* **Exercise requirements**:
Write out every entry precisely as given, leaving the pictures out.
— BEGIN Supplied material —
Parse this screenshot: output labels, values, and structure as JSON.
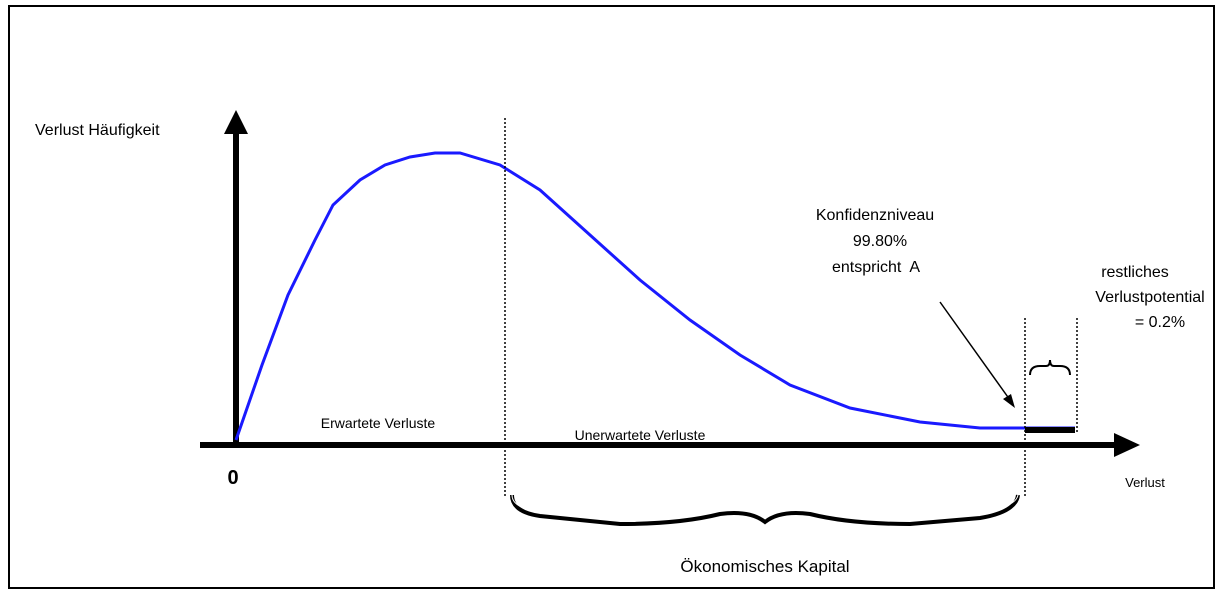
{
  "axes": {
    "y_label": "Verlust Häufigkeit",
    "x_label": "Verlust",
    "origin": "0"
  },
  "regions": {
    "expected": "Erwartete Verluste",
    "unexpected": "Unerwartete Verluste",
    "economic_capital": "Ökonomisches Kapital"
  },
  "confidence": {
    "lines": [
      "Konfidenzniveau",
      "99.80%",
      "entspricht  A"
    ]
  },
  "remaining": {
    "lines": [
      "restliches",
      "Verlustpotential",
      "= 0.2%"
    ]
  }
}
— END Supplied material —
* **Expected output**:
Parse this screenshot: output labels, values, and structure as JSON.
{
  "axes": {
    "y_label": "Verlust Häufigkeit",
    "x_label": "Verlust",
    "origin": "0"
  },
  "regions": {
    "expected": "Erwartete Verluste",
    "unexpected": "Unerwartete Verluste",
    "economic_capital": "Ökonomisches Kapital"
  },
  "confidence": {
    "lines": [
      "Konfidenzniveau",
      "99.80%",
      "entspricht  A"
    ]
  },
  "remaining": {
    "lines": [
      "restliches",
      "Verlustpotential",
      "= 0.2%"
    ]
  }
}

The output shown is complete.